Can you quote exactly the stretch of lines from the one with "What data populates" through the final line of the material, both ends included?

>> start

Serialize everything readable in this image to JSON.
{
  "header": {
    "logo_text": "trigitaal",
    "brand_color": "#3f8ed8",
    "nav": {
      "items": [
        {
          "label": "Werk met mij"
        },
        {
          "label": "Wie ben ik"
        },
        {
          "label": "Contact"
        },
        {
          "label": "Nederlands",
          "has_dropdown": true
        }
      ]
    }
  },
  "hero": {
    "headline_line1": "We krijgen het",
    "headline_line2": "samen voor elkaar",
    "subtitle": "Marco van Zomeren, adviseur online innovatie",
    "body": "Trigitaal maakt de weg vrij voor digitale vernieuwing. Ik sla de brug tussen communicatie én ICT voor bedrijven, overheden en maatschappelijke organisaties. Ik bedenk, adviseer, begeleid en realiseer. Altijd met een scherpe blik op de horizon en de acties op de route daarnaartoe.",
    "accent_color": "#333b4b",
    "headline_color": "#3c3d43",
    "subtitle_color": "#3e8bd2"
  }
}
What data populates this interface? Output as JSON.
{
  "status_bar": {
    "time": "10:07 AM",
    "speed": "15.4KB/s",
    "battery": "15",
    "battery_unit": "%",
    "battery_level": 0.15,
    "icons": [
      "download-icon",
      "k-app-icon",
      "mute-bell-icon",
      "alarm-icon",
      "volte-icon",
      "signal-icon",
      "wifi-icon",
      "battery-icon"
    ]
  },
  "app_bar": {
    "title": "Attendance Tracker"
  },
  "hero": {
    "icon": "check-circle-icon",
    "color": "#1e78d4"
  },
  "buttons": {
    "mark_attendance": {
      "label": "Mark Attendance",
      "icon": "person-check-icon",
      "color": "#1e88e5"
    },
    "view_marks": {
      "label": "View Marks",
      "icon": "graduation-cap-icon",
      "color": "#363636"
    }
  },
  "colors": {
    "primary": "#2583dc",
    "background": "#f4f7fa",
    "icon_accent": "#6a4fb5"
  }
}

>> end

### COMPLETED EXERCISE
What data populates this interface? Output as JSON.
{
  "status_bar": {
    "time": "10:07 AM",
    "speed": "15.4KB/s",
    "battery": "15",
    "battery_unit": "%",
    "battery_level": 0.15,
    "icons": [
      "download-icon",
      "k-app-icon",
      "mute-bell-icon",
      "alarm-icon",
      "volte-icon",
      "signal-icon",
      "wifi-icon",
      "battery-icon"
    ]
  },
  "app_bar": {
    "title": "Attendance Tracker"
  },
  "hero": {
    "icon": "check-circle-icon",
    "color": "#1e78d4"
  },
  "buttons": {
    "mark_attendance": {
      "label": "Mark Attendance",
      "icon": "person-check-icon",
      "color": "#1e88e5"
    },
    "view_marks": {
      "label": "View Marks",
      "icon": "graduation-cap-icon",
      "color": "#363636"
    }
  },
  "colors": {
    "primary": "#2583dc",
    "background": "#f4f7fa",
    "icon_accent": "#6a4fb5"
  }
}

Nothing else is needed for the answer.